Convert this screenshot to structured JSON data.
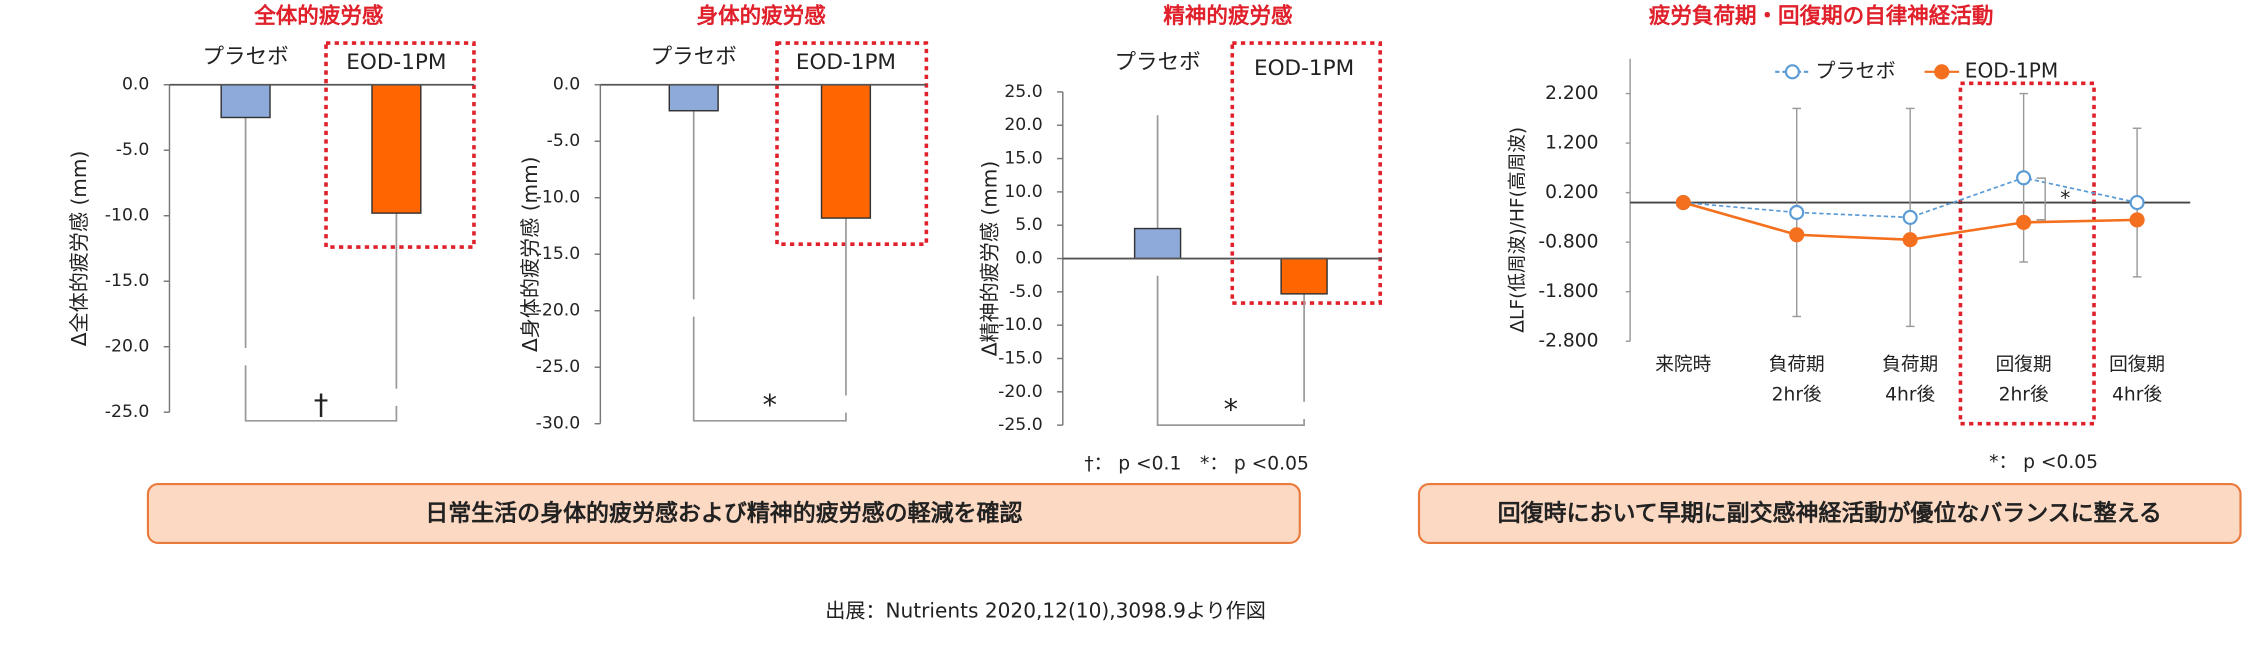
{
  "chart_data": [
    {
      "type": "bar",
      "title": "全体的疲労感",
      "categories": [
        "プラセボ",
        "EOD-1PM"
      ],
      "colors": [
        "#8eaadb",
        "#ff6600"
      ],
      "values": [
        -2.5,
        -9.8
      ],
      "errors": [
        17.6,
        13.4
      ],
      "ylabel": "Δ全体的疲労感 (mm)",
      "ylim": [
        -25,
        0
      ],
      "yticks": [
        {
          "value": 0,
          "label": "0.0"
        },
        {
          "value": -5,
          "label": "-5.0"
        },
        {
          "value": -10,
          "label": "-10.0"
        },
        {
          "value": -15,
          "label": "-15.0"
        },
        {
          "value": -20,
          "label": "-20.0"
        },
        {
          "value": -25,
          "label": "-25.0"
        }
      ],
      "significance": "†"
    },
    {
      "type": "bar",
      "title": "身体的疲労感",
      "categories": [
        "プラセボ",
        "EOD-1PM"
      ],
      "colors": [
        "#8eaadb",
        "#ff6600"
      ],
      "values": [
        -2.3,
        -11.8
      ],
      "errors": [
        16.7,
        15.7
      ],
      "ylabel": "Δ身体的疲労感 (mm)",
      "ylim": [
        -30,
        0
      ],
      "yticks": [
        {
          "value": 0,
          "label": "0.0"
        },
        {
          "value": -5,
          "label": "-5.0"
        },
        {
          "value": -10,
          "label": "-10.0"
        },
        {
          "value": -15,
          "label": "-15.0"
        },
        {
          "value": -20,
          "label": "-20.0"
        },
        {
          "value": -25,
          "label": "-25.0"
        },
        {
          "value": -30,
          "label": "-30.0"
        }
      ],
      "significance": "*"
    },
    {
      "type": "bar",
      "title": "精神的疲労感",
      "categories": [
        "プラセボ",
        "EOD-1PM"
      ],
      "colors": [
        "#8eaadb",
        "#ff6600"
      ],
      "values": [
        4.5,
        -5.3
      ],
      "errors": [
        17.0,
        16.2
      ],
      "ylabel": "Δ精神的疲労感 (mm)",
      "ylim": [
        -25,
        25
      ],
      "yticks": [
        {
          "value": 25,
          "label": "25.0"
        },
        {
          "value": 20,
          "label": "20.0"
        },
        {
          "value": 15,
          "label": "15.0"
        },
        {
          "value": 10,
          "label": "10.0"
        },
        {
          "value": 5,
          "label": "5.0"
        },
        {
          "value": 0,
          "label": "0.0"
        },
        {
          "value": -5,
          "label": "-5.0"
        },
        {
          "value": -10,
          "label": "-10.0"
        },
        {
          "value": -15,
          "label": "-15.0"
        },
        {
          "value": -20,
          "label": "-20.0"
        },
        {
          "value": -25,
          "label": "-25.0"
        }
      ],
      "significance": "*"
    },
    {
      "type": "line",
      "title": "疲労負荷期・回復期の自律神経活動",
      "categories": [
        "来院時",
        "負荷期\n2hr後",
        "負荷期\n4hr後",
        "回復期\n2hr後",
        "回復期\n4hr後"
      ],
      "series": [
        {
          "name": "プラセボ",
          "color": "#5b9bd5",
          "values": [
            0,
            -0.2,
            -0.3,
            0.5,
            0
          ],
          "errors": [
            null,
            2.1,
            2.2,
            1.7,
            1.5
          ]
        },
        {
          "name": "EOD-1PM",
          "color": "#f4701e",
          "values": [
            0,
            -0.65,
            -0.75,
            -0.4,
            -0.35
          ]
        }
      ],
      "ylabel": "ΔLF(低周波)/HF(高周波)",
      "ylim": [
        -2.8,
        2.9
      ],
      "yticks": [
        {
          "value": 2.2,
          "label": "2.200"
        },
        {
          "value": 1.2,
          "label": "1.200"
        },
        {
          "value": 0.2,
          "label": "0.200"
        },
        {
          "value": -0.8,
          "label": "-0.800"
        },
        {
          "value": -1.8,
          "label": "-1.800"
        },
        {
          "value": -2.8,
          "label": "-2.800"
        }
      ],
      "significance": "*",
      "note": "*： p <0.05"
    }
  ],
  "footnote": "†： p <0.1　*： p <0.05",
  "summary": [
    "日常生活の身体的疲労感および精神的疲労感の軽減を確認",
    "回復時において早期に副交感神経活動が優位なバランスに整える"
  ],
  "source": "出展：Nutrients 2020,12(10),3098.9より作図"
}
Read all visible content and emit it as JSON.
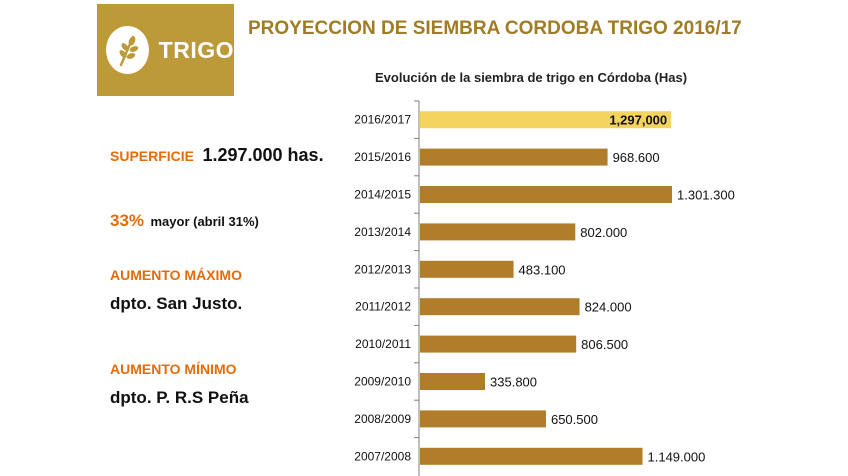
{
  "logo": {
    "label": "TRIGO",
    "icon": "wheat-icon"
  },
  "page_title": "PROYECCION DE SIEMBRA CORDOBA TRIGO 2016/17",
  "info": {
    "superficie_label": "SUPERFICIE",
    "superficie_value": "1.297.000 has.",
    "increase_pct": "33%",
    "increase_note": "mayor (abril 31%)",
    "max_label": "AUMENTO MÁXIMO",
    "max_value": "dpto. San Justo.",
    "min_label": "AUMENTO MÍNIMO",
    "min_value": "dpto. P. R.S Peña"
  },
  "colors": {
    "logo_bg": "#bc9a3a",
    "title": "#a07c25",
    "accent_orange": "#e46c0a",
    "bar": "#b07d2b",
    "bar_highlight": "#f4d35e",
    "axis": "#7f7f7f"
  },
  "chart_data": {
    "type": "bar",
    "orientation": "horizontal",
    "title": "Evolución de la siembra de trigo en Córdoba (Has)",
    "categories": [
      "2016/2017",
      "2015/2016",
      "2014/2015",
      "2013/2014",
      "2012/2013",
      "2011/2012",
      "2010/2011",
      "2009/2010",
      "2008/2009",
      "2007/2008"
    ],
    "values": [
      1297000,
      968600,
      1301300,
      802000,
      483100,
      824000,
      806500,
      335800,
      650500,
      1149000
    ],
    "data_labels": [
      "1,297,000",
      "968.600",
      "1.301.300",
      "802.000",
      "483.100",
      "824.000",
      "806.500",
      "335.800",
      "650.500",
      "1.149.000"
    ],
    "highlight_index": 0,
    "xlim": [
      0,
      1301300
    ],
    "grid": false,
    "legend": "none"
  }
}
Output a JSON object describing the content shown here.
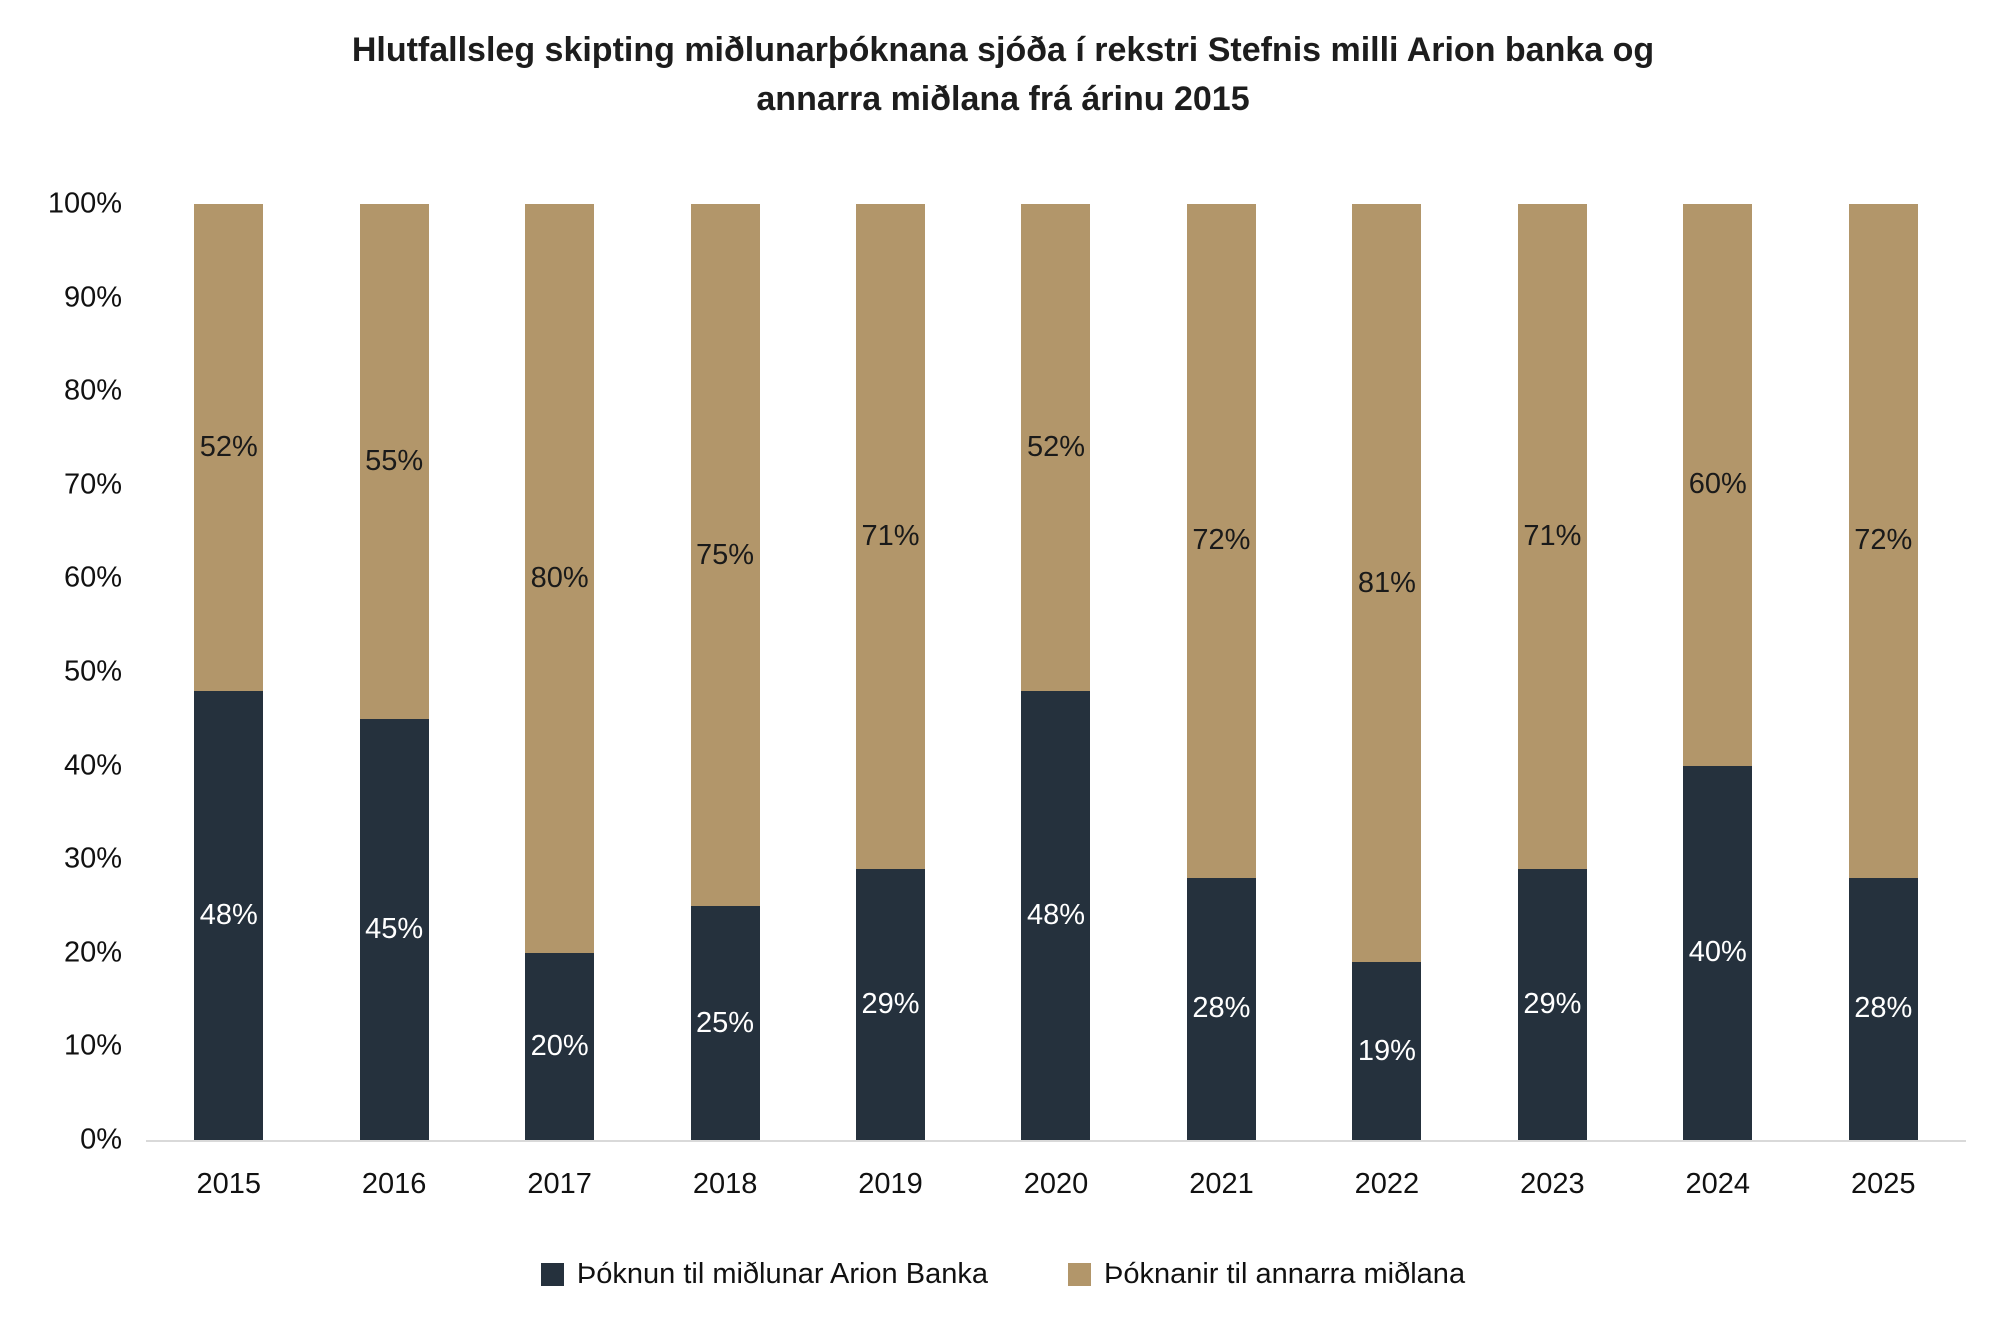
════════════════════
What this task involves: Leave the pictures out and reproduce all of the records exactly.

Output below:
Convert this screenshot to structured JSON data.
{
  "chart_data": [
    {
      "type": "bar",
      "title": "全体的疲労感",
      "categories": [
        "プラセボ",
        "EOD-1PM"
      ],
      "colors": [
        "#8eaadb",
        "#ff6600"
      ],
      "values": [
        -2.5,
        -9.8
      ],
      "errors": [
        17.6,
        13.4
      ],
      "ylabel": "Δ全体的疲労感 (mm)",
      "ylim": [
        -25,
        0
      ],
      "yticks": [
        {
          "value": 0,
          "label": "0.0"
        },
        {
          "value": -5,
          "label": "-5.0"
        },
        {
          "value": -10,
          "label": "-10.0"
        },
        {
          "value": -15,
          "label": "-15.0"
        },
        {
          "value": -20,
          "label": "-20.0"
        },
        {
          "value": -25,
          "label": "-25.0"
        }
      ],
      "significance": "†"
    },
    {
      "type": "bar",
      "title": "身体的疲労感",
      "categories": [
        "プラセボ",
        "EOD-1PM"
      ],
      "colors": [
        "#8eaadb",
        "#ff6600"
      ],
      "values": [
        -2.3,
        -11.8
      ],
      "errors": [
        16.7,
        15.7
      ],
      "ylabel": "Δ身体的疲労感 (mm)",
      "ylim": [
        -30,
        0
      ],
      "yticks": [
        {
          "value": 0,
          "label": "0.0"
        },
        {
          "value": -5,
          "label": "-5.0"
        },
        {
          "value": -10,
          "label": "-10.0"
        },
        {
          "value": -15,
          "label": "-15.0"
        },
        {
          "value": -20,
          "label": "-20.0"
        },
        {
          "value": -25,
          "label": "-25.0"
        },
        {
          "value": -30,
          "label": "-30.0"
        }
      ],
      "significance": "*"
    },
    {
      "type": "bar",
      "title": "精神的疲労感",
      "categories": [
        "プラセボ",
        "EOD-1PM"
      ],
      "colors": [
        "#8eaadb",
        "#ff6600"
      ],
      "values": [
        4.5,
        -5.3
      ],
      "errors": [
        17.0,
        16.2
      ],
      "ylabel": "Δ精神的疲労感 (mm)",
      "ylim": [
        -25,
        25
      ],
      "yticks": [
        {
          "value": 25,
          "label": "25.0"
        },
        {
          "value": 20,
          "label": "20.0"
        },
        {
          "value": 15,
          "label": "15.0"
        },
        {
          "value": 10,
          "label": "10.0"
        },
        {
          "value": 5,
          "label": "5.0"
        },
        {
          "value": 0,
          "label": "0.0"
        },
        {
          "value": -5,
          "label": "-5.0"
        },
        {
          "value": -10,
          "label": "-10.0"
        },
        {
          "value": -15,
          "label": "-15.0"
        },
        {
          "value": -20,
          "label": "-20.0"
        },
        {
          "value": -25,
          "label": "-25.0"
        }
      ],
      "significance": "*"
    },
    {
      "type": "line",
      "title": "疲労負荷期・回復期の自律神経活動",
      "categories": [
        "来院時",
        "負荷期\n2hr後",
        "負荷期\n4hr後",
        "回復期\n2hr後",
        "回復期\n4hr後"
      ],
      "series": [
        {
          "name": "プラセボ",
          "color": "#5b9bd5",
          "values": [
            0,
            -0.2,
            -0.3,
            0.5,
            0
          ],
          "errors": [
            null,
            2.1,
            2.2,
            1.7,
            1.5
          ]
        },
        {
          "name": "EOD-1PM",
          "color": "#f4701e",
          "values": [
            0,
            -0.65,
            -0.75,
            -0.4,
            -0.35
          ]
        }
      ],
      "ylabel": "ΔLF(低周波)/HF(高周波)",
      "ylim": [
        -2.8,
        2.9
      ],
      "yticks": [
        {
          "value": 2.2,
          "label": "2.200"
        },
        {
          "value": 1.2,
          "label": "1.200"
        },
        {
          "value": 0.2,
          "label": "0.200"
        },
        {
          "value": -0.8,
          "label": "-0.800"
        },
        {
          "value": -1.8,
          "label": "-1.800"
        },
        {
          "value": -2.8,
          "label": "-2.800"
        }
      ],
      "significance": "*",
      "note": "*： p <0.05"
    }
  ],
  "footnote": "†： p <0.1　*： p <0.05",
  "summary": [
    "日常生活の身体的疲労感および精神的疲労感の軽減を確認",
    "回復時において早期に副交感神経活動が優位なバランスに整える"
  ],
  "source": "出展：Nutrients 2020,12(10),3098.9より作図"
}
Read all visible content and emit it as JSON.
{
  "logo": {
    "label": "TRIGO",
    "icon": "wheat-icon"
  },
  "page_title": "PROYECCION DE SIEMBRA CORDOBA TRIGO 2016/17",
  "info": {
    "superficie_label": "SUPERFICIE",
    "superficie_value": "1.297.000 has.",
    "increase_pct": "33%",
    "increase_note": "mayor (abril 31%)",
    "max_label": "AUMENTO MÁXIMO",
    "max_value": "dpto. San Justo.",
    "min_label": "AUMENTO MÍNIMO",
    "min_value": "dpto. P. R.S Peña"
  },
  "colors": {
    "logo_bg": "#bc9a3a",
    "title": "#a07c25",
    "accent_orange": "#e46c0a",
    "bar": "#b07d2b",
    "bar_highlight": "#f4d35e",
    "axis": "#7f7f7f"
  },
  "chart_data": {
    "type": "bar",
    "orientation": "horizontal",
    "title": "Evolución de la siembra de trigo en Córdoba (Has)",
    "categories": [
      "2016/2017",
      "2015/2016",
      "2014/2015",
      "2013/2014",
      "2012/2013",
      "2011/2012",
      "2010/2011",
      "2009/2010",
      "2008/2009",
      "2007/2008"
    ],
    "values": [
      1297000,
      968600,
      1301300,
      802000,
      483100,
      824000,
      806500,
      335800,
      650500,
      1149000
    ],
    "data_labels": [
      "1,297,000",
      "968.600",
      "1.301.300",
      "802.000",
      "483.100",
      "824.000",
      "806.500",
      "335.800",
      "650.500",
      "1.149.000"
    ],
    "highlight_index": 0,
    "xlim": [
      0,
      1301300
    ],
    "grid": false,
    "legend": "none"
  }
}
Output a JSON object describing the content shown here.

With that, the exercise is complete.